DATASET CONTENT:

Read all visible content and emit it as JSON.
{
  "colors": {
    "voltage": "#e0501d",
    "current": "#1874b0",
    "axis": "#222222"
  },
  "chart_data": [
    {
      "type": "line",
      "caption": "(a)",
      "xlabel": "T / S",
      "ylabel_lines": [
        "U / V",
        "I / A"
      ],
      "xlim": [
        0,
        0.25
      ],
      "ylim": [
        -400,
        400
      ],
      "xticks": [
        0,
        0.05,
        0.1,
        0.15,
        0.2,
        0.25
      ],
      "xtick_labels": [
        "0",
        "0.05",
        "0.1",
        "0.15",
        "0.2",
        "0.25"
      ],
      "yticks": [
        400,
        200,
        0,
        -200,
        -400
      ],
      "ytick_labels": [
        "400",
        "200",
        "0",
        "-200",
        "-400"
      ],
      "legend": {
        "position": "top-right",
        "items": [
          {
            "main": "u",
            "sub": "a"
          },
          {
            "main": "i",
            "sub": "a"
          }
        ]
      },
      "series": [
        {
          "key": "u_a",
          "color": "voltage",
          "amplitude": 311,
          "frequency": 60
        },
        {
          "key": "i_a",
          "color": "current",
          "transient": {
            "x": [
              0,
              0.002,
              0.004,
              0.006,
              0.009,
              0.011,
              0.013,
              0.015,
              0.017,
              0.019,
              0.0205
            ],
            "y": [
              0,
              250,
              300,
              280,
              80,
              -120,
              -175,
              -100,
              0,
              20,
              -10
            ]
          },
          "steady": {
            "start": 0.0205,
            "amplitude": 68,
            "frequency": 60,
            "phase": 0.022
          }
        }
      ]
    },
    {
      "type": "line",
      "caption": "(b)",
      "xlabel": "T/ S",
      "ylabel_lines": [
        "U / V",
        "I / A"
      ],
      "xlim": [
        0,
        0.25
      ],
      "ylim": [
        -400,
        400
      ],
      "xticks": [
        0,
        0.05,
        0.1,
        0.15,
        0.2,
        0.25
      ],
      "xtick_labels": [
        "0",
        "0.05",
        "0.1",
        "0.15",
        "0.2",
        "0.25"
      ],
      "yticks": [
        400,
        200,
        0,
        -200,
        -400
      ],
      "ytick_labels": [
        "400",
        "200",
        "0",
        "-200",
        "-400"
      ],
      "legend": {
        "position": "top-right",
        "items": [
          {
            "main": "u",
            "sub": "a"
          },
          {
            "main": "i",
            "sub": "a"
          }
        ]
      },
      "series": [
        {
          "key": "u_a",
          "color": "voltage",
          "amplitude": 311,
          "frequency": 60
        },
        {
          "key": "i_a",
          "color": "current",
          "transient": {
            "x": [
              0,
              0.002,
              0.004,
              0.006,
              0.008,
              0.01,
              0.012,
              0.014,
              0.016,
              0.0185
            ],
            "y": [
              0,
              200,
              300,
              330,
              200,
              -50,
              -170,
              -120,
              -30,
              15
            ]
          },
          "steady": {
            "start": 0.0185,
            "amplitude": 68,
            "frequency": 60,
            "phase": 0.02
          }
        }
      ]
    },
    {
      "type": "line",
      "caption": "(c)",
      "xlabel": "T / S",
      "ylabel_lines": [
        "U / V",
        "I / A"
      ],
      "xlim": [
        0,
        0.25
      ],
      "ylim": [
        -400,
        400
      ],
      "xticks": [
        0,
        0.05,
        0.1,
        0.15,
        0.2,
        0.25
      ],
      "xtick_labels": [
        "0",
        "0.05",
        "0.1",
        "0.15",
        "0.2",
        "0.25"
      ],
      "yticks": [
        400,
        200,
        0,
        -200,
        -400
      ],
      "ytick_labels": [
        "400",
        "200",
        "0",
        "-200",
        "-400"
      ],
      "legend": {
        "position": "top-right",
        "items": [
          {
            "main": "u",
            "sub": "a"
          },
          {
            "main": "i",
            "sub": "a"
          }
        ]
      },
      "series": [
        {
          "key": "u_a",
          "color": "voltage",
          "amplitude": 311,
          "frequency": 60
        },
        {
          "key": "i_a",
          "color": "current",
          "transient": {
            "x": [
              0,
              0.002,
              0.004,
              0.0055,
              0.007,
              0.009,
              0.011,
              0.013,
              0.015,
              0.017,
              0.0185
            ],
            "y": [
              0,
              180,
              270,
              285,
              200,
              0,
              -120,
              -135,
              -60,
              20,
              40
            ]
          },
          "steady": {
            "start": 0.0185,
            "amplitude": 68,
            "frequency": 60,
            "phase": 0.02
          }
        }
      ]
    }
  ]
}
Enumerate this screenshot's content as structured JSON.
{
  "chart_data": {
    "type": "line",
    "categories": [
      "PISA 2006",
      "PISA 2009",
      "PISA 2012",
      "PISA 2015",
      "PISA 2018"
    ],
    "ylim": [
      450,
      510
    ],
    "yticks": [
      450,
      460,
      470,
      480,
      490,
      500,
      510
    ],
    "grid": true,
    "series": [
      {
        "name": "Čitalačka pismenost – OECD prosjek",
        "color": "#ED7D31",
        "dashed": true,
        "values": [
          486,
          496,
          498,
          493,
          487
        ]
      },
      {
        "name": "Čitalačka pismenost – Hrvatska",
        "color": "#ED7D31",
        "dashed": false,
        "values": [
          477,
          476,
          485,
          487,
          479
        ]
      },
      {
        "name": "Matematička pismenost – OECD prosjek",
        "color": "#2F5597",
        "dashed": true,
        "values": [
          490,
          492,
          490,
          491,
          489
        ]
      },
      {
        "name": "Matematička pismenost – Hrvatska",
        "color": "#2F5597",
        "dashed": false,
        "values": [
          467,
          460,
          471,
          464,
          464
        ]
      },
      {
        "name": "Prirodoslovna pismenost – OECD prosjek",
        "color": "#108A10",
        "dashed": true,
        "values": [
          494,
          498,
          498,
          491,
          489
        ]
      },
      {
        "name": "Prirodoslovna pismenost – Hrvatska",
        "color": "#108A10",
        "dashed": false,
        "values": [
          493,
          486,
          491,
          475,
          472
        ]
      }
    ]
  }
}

WHAT THIS TASK INVOLVES: Please reproduce every line of the material word for word.

CORRECT ANSWER:
Read all visible content and emit it as JSON.
{
  "colors": {
    "voltage": "#e0501d",
    "current": "#1874b0",
    "axis": "#222222"
  },
  "chart_data": [
    {
      "type": "line",
      "caption": "(a)",
      "xlabel": "T / S",
      "ylabel_lines": [
        "U / V",
        "I / A"
      ],
      "xlim": [
        0,
        0.25
      ],
      "ylim": [
        -400,
        400
      ],
      "xticks": [
        0,
        0.05,
        0.1,
        0.15,
        0.2,
        0.25
      ],
      "xtick_labels": [
        "0",
        "0.05",
        "0.1",
        "0.15",
        "0.2",
        "0.25"
      ],
      "yticks": [
        400,
        200,
        0,
        -200,
        -400
      ],
      "ytick_labels": [
        "400",
        "200",
        "0",
        "-200",
        "-400"
      ],
      "legend": {
        "position": "top-right",
        "items": [
          {
            "main": "u",
            "sub": "a"
          },
          {
            "main": "i",
            "sub": "a"
          }
        ]
      },
      "series": [
        {
          "key": "u_a",
          "color": "voltage",
          "amplitude": 311,
          "frequency": 60
        },
        {
          "key": "i_a",
          "color": "current",
          "transient": {
            "x": [
              0,
              0.002,
              0.004,
              0.006,
              0.009,
              0.011,
              0.013,
              0.015,
              0.017,
              0.019,
              0.0205
            ],
            "y": [
              0,
              250,
              300,
              280,
              80,
              -120,
              -175,
              -100,
              0,
              20,
              -10
            ]
          },
          "steady": {
            "start": 0.0205,
            "amplitude": 68,
            "frequency": 60,
            "phase": 0.022
          }
        }
      ]
    },
    {
      "type": "line",
      "caption": "(b)",
      "xlabel": "T/ S",
      "ylabel_lines": [
        "U / V",
        "I / A"
      ],
      "xlim": [
        0,
        0.25
      ],
      "ylim": [
        -400,
        400
      ],
      "xticks": [
        0,
        0.05,
        0.1,
        0.15,
        0.2,
        0.25
      ],
      "xtick_labels": [
        "0",
        "0.05",
        "0.1",
        "0.15",
        "0.2",
        "0.25"
      ],
      "yticks": [
        400,
        200,
        0,
        -200,
        -400
      ],
      "ytick_labels": [
        "400",
        "200",
        "0",
        "-200",
        "-400"
      ],
      "legend": {
        "position": "top-right",
        "items": [
          {
            "main": "u",
            "sub": "a"
          },
          {
            "main": "i",
            "sub": "a"
          }
        ]
      },
      "series": [
        {
          "key": "u_a",
          "color": "voltage",
          "amplitude": 311,
          "frequency": 60
        },
        {
          "key": "i_a",
          "color": "current",
          "transient": {
            "x": [
              0,
              0.002,
              0.004,
              0.006,
              0.008,
              0.01,
              0.012,
              0.014,
              0.016,
              0.0185
            ],
            "y": [
              0,
              200,
              300,
              330,
              200,
              -50,
              -170,
              -120,
              -30,
              15
            ]
          },
          "steady": {
            "start": 0.0185,
            "amplitude": 68,
            "frequency": 60,
            "phase": 0.02
          }
        }
      ]
    },
    {
      "type": "line",
      "caption": "(c)",
      "xlabel": "T / S",
      "ylabel_lines": [
        "U / V",
        "I / A"
      ],
      "xlim": [
        0,
        0.25
      ],
      "ylim": [
        -400,
        400
      ],
      "xticks": [
        0,
        0.05,
        0.1,
        0.15,
        0.2,
        0.25
      ],
      "xtick_labels": [
        "0",
        "0.05",
        "0.1",
        "0.15",
        "0.2",
        "0.25"
      ],
      "yticks": [
        400,
        200,
        0,
        -200,
        -400
      ],
      "ytick_labels": [
        "400",
        "200",
        "0",
        "-200",
        "-400"
      ],
      "legend": {
        "position": "top-right",
        "items": [
          {
            "main": "u",
            "sub": "a"
          },
          {
            "main": "i",
            "sub": "a"
          }
        ]
      },
      "series": [
        {
          "key": "u_a",
          "color": "voltage",
          "amplitude": 311,
          "frequency": 60
        },
        {
          "key": "i_a",
          "color": "current",
          "transient": {
            "x": [
              0,
              0.002,
              0.004,
              0.0055,
              0.007,
              0.009,
              0.011,
              0.013,
              0.015,
              0.017,
              0.0185
            ],
            "y": [
              0,
              180,
              270,
              285,
              200,
              0,
              -120,
              -135,
              -60,
              20,
              40
            ]
          },
          "steady": {
            "start": 0.0185,
            "amplitude": 68,
            "frequency": 60,
            "phase": 0.02
          }
        }
      ]
    }
  ]
}
Enumerate this screenshot's content as structured JSON.
{
  "chart_data": {
    "type": "line",
    "categories": [
      "PISA 2006",
      "PISA 2009",
      "PISA 2012",
      "PISA 2015",
      "PISA 2018"
    ],
    "ylim": [
      450,
      510
    ],
    "yticks": [
      450,
      460,
      470,
      480,
      490,
      500,
      510
    ],
    "grid": true,
    "series": [
      {
        "name": "Čitalačka pismenost – OECD prosjek",
        "color": "#ED7D31",
        "dashed": true,
        "values": [
          486,
          496,
          498,
          493,
          487
        ]
      },
      {
        "name": "Čitalačka pismenost – Hrvatska",
        "color": "#ED7D31",
        "dashed": false,
        "values": [
          477,
          476,
          485,
          487,
          479
        ]
      },
      {
        "name": "Matematička pismenost – OECD prosjek",
        "color": "#2F5597",
        "dashed": true,
        "values": [
          490,
          492,
          490,
          491,
          489
        ]
      },
      {
        "name": "Matematička pismenost – Hrvatska",
        "color": "#2F5597",
        "dashed": false,
        "values": [
          467,
          460,
          471,
          464,
          464
        ]
      },
      {
        "name": "Prirodoslovna pismenost – OECD prosjek",
        "color": "#108A10",
        "dashed": true,
        "values": [
          494,
          498,
          498,
          491,
          489
        ]
      },
      {
        "name": "Prirodoslovna pismenost – Hrvatska",
        "color": "#108A10",
        "dashed": false,
        "values": [
          493,
          486,
          491,
          475,
          472
        ]
      }
    ]
  }
}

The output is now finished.